- **Stated task**: Every record below is to be retyped exactly.

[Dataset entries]
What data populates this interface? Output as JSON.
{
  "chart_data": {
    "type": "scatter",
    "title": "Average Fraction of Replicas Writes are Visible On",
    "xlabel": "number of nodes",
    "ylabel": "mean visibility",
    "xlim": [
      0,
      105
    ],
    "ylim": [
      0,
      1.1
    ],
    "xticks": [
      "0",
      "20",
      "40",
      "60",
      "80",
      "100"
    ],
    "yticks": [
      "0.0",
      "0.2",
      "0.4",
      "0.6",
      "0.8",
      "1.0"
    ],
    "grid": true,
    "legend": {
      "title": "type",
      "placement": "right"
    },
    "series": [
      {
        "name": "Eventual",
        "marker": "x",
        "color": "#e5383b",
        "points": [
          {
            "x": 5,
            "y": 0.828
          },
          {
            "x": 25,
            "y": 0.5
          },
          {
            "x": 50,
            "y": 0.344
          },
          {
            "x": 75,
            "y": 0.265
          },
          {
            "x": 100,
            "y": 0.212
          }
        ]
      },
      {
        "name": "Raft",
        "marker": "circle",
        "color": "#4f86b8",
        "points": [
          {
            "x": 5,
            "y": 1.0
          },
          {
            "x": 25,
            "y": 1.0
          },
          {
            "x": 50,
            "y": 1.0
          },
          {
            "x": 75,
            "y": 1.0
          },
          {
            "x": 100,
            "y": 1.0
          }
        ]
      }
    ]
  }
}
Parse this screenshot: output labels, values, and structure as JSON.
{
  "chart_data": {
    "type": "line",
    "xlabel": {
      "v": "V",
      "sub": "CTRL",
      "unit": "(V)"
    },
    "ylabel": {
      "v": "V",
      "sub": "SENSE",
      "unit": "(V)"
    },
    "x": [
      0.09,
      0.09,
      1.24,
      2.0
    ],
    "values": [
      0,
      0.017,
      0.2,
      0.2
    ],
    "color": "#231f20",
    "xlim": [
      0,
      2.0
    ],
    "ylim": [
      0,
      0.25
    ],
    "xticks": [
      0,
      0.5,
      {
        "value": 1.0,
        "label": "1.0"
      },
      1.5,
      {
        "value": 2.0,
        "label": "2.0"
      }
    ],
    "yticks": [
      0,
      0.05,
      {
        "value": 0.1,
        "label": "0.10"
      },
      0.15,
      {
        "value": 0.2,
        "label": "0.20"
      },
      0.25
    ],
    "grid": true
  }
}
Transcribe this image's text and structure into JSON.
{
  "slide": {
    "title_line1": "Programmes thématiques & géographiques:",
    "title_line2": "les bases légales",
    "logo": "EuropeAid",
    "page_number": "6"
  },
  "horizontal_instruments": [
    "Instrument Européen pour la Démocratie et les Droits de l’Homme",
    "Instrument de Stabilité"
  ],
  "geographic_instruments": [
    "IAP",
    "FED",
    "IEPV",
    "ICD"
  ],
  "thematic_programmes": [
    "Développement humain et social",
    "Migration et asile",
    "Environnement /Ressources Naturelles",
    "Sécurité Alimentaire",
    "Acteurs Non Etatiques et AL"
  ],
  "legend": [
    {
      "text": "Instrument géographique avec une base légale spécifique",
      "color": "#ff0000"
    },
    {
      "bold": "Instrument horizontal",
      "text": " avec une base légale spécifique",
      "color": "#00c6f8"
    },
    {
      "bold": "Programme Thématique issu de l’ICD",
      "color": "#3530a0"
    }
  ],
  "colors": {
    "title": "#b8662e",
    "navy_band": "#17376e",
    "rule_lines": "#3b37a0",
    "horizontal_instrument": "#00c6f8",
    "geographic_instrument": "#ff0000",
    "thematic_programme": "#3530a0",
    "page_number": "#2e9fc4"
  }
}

- **Complete answer**:
What data populates this interface? Output as JSON.
{
  "chart_data": {
    "type": "scatter",
    "title": "Average Fraction of Replicas Writes are Visible On",
    "xlabel": "number of nodes",
    "ylabel": "mean visibility",
    "xlim": [
      0,
      105
    ],
    "ylim": [
      0,
      1.1
    ],
    "xticks": [
      "0",
      "20",
      "40",
      "60",
      "80",
      "100"
    ],
    "yticks": [
      "0.0",
      "0.2",
      "0.4",
      "0.6",
      "0.8",
      "1.0"
    ],
    "grid": true,
    "legend": {
      "title": "type",
      "placement": "right"
    },
    "series": [
      {
        "name": "Eventual",
        "marker": "x",
        "color": "#e5383b",
        "points": [
          {
            "x": 5,
            "y": 0.828
          },
          {
            "x": 25,
            "y": 0.5
          },
          {
            "x": 50,
            "y": 0.344
          },
          {
            "x": 75,
            "y": 0.265
          },
          {
            "x": 100,
            "y": 0.212
          }
        ]
      },
      {
        "name": "Raft",
        "marker": "circle",
        "color": "#4f86b8",
        "points": [
          {
            "x": 5,
            "y": 1.0
          },
          {
            "x": 25,
            "y": 1.0
          },
          {
            "x": 50,
            "y": 1.0
          },
          {
            "x": 75,
            "y": 1.0
          },
          {
            "x": 100,
            "y": 1.0
          }
        ]
      }
    ]
  }
}
Parse this screenshot: output labels, values, and structure as JSON.
{
  "chart_data": {
    "type": "line",
    "xlabel": {
      "v": "V",
      "sub": "CTRL",
      "unit": "(V)"
    },
    "ylabel": {
      "v": "V",
      "sub": "SENSE",
      "unit": "(V)"
    },
    "x": [
      0.09,
      0.09,
      1.24,
      2.0
    ],
    "values": [
      0,
      0.017,
      0.2,
      0.2
    ],
    "color": "#231f20",
    "xlim": [
      0,
      2.0
    ],
    "ylim": [
      0,
      0.25
    ],
    "xticks": [
      0,
      0.5,
      {
        "value": 1.0,
        "label": "1.0"
      },
      1.5,
      {
        "value": 2.0,
        "label": "2.0"
      }
    ],
    "yticks": [
      0,
      0.05,
      {
        "value": 0.1,
        "label": "0.10"
      },
      0.15,
      {
        "value": 0.2,
        "label": "0.20"
      },
      0.25
    ],
    "grid": true
  }
}
Transcribe this image's text and structure into JSON.
{
  "slide": {
    "title_line1": "Programmes thématiques & géographiques:",
    "title_line2": "les bases légales",
    "logo": "EuropeAid",
    "page_number": "6"
  },
  "horizontal_instruments": [
    "Instrument Européen pour la Démocratie et les Droits de l’Homme",
    "Instrument de Stabilité"
  ],
  "geographic_instruments": [
    "IAP",
    "FED",
    "IEPV",
    "ICD"
  ],
  "thematic_programmes": [
    "Développement humain et social",
    "Migration et asile",
    "Environnement /Ressources Naturelles",
    "Sécurité Alimentaire",
    "Acteurs Non Etatiques et AL"
  ],
  "legend": [
    {
      "text": "Instrument géographique avec une base légale spécifique",
      "color": "#ff0000"
    },
    {
      "bold": "Instrument horizontal",
      "text": " avec une base légale spécifique",
      "color": "#00c6f8"
    },
    {
      "bold": "Programme Thématique issu de l’ICD",
      "color": "#3530a0"
    }
  ],
  "colors": {
    "title": "#b8662e",
    "navy_band": "#17376e",
    "rule_lines": "#3b37a0",
    "horizontal_instrument": "#00c6f8",
    "geographic_instrument": "#ff0000",
    "thematic_programme": "#3530a0",
    "page_number": "#2e9fc4"
  }
}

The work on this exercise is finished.